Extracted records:
## start

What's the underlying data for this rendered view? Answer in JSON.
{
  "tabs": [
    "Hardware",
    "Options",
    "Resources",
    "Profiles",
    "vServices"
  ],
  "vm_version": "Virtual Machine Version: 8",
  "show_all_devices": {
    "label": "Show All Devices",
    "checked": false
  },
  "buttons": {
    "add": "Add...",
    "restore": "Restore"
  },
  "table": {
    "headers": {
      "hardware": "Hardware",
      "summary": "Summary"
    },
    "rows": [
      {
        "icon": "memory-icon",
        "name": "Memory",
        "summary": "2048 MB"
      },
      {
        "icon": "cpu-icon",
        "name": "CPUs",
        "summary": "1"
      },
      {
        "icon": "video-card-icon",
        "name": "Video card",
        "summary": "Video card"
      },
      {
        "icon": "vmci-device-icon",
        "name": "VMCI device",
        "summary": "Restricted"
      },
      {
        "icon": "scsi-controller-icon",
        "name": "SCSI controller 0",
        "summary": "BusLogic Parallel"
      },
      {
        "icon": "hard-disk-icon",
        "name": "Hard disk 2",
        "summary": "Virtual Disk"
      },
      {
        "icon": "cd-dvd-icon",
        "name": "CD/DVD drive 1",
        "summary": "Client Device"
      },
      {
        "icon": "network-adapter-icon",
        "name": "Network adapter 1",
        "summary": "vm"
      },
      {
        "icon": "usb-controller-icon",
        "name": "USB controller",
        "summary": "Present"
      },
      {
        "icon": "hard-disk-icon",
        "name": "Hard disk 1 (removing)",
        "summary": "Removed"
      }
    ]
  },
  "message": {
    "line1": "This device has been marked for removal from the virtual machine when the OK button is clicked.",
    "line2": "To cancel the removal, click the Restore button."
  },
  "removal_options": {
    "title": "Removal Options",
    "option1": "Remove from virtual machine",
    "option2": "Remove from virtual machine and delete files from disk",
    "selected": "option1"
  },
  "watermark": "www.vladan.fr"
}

## end

* **TASK STATEMENT**
Write the whole listing out again. Keep every line exactly as it is.

* **REPLY**
What's the underlying data for this rendered view? Answer in JSON.
{
  "tabs": [
    "Hardware",
    "Options",
    "Resources",
    "Profiles",
    "vServices"
  ],
  "vm_version": "Virtual Machine Version: 8",
  "show_all_devices": {
    "label": "Show All Devices",
    "checked": false
  },
  "buttons": {
    "add": "Add...",
    "restore": "Restore"
  },
  "table": {
    "headers": {
      "hardware": "Hardware",
      "summary": "Summary"
    },
    "rows": [
      {
        "icon": "memory-icon",
        "name": "Memory",
        "summary": "2048 MB"
      },
      {
        "icon": "cpu-icon",
        "name": "CPUs",
        "summary": "1"
      },
      {
        "icon": "video-card-icon",
        "name": "Video card",
        "summary": "Video card"
      },
      {
        "icon": "vmci-device-icon",
        "name": "VMCI device",
        "summary": "Restricted"
      },
      {
        "icon": "scsi-controller-icon",
        "name": "SCSI controller 0",
        "summary": "BusLogic Parallel"
      },
      {
        "icon": "hard-disk-icon",
        "name": "Hard disk 2",
        "summary": "Virtual Disk"
      },
      {
        "icon": "cd-dvd-icon",
        "name": "CD/DVD drive 1",
        "summary": "Client Device"
      },
      {
        "icon": "network-adapter-icon",
        "name": "Network adapter 1",
        "summary": "vm"
      },
      {
        "icon": "usb-controller-icon",
        "name": "USB controller",
        "summary": "Present"
      },
      {
        "icon": "hard-disk-icon",
        "name": "Hard disk 1 (removing)",
        "summary": "Removed"
      }
    ]
  },
  "message": {
    "line1": "This device has been marked for removal from the virtual machine when the OK button is clicked.",
    "line2": "To cancel the removal, click the Restore button."
  },
  "removal_options": {
    "title": "Removal Options",
    "option1": "Remove from virtual machine",
    "option2": "Remove from virtual machine and delete files from disk",
    "selected": "option1"
  },
  "watermark": "www.vladan.fr"
}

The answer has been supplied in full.